-- BEGIN Supplied material --

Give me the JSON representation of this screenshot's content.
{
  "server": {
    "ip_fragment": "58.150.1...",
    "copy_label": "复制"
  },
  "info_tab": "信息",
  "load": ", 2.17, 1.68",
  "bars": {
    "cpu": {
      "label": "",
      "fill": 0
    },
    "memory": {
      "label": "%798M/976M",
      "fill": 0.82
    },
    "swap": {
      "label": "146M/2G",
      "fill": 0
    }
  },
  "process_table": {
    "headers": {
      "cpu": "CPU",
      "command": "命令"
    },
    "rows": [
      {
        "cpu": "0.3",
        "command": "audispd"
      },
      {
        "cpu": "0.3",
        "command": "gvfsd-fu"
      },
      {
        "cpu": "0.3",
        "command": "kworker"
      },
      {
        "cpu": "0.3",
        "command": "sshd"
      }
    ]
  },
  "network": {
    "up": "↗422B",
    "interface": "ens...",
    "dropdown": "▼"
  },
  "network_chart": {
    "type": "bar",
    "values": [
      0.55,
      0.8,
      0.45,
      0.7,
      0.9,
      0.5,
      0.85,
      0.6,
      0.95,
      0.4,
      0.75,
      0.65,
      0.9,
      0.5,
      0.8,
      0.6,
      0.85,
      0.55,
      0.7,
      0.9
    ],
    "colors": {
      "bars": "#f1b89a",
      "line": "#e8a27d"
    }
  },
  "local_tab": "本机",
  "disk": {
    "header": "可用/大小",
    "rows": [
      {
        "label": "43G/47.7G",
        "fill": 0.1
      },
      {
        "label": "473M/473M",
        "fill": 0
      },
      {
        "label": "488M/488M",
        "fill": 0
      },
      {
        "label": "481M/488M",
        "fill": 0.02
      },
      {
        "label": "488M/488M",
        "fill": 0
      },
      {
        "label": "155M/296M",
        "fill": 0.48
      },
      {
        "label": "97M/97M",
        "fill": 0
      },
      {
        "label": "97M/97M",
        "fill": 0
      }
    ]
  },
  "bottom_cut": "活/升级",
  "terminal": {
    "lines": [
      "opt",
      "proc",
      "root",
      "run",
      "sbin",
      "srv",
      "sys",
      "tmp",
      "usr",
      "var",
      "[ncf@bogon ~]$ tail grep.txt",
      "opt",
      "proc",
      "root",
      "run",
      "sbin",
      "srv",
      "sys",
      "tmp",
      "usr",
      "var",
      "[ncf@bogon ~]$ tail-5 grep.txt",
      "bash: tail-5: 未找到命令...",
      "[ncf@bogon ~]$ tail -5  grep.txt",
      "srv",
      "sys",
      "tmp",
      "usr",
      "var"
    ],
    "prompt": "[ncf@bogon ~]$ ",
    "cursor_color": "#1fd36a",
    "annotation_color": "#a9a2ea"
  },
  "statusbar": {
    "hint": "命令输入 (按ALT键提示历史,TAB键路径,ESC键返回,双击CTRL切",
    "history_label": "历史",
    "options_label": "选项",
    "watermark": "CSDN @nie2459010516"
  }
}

-- END Supplied material --

### Exercise requirements
Filter the data for the string "grep" and copy every line that has it.

### Response
      "[ncf@bogon ~]$ tail grep.txt",
      "[ncf@bogon ~]$ tail-5 grep.txt",
      "[ncf@bogon ~]$ tail -5  grep.txt",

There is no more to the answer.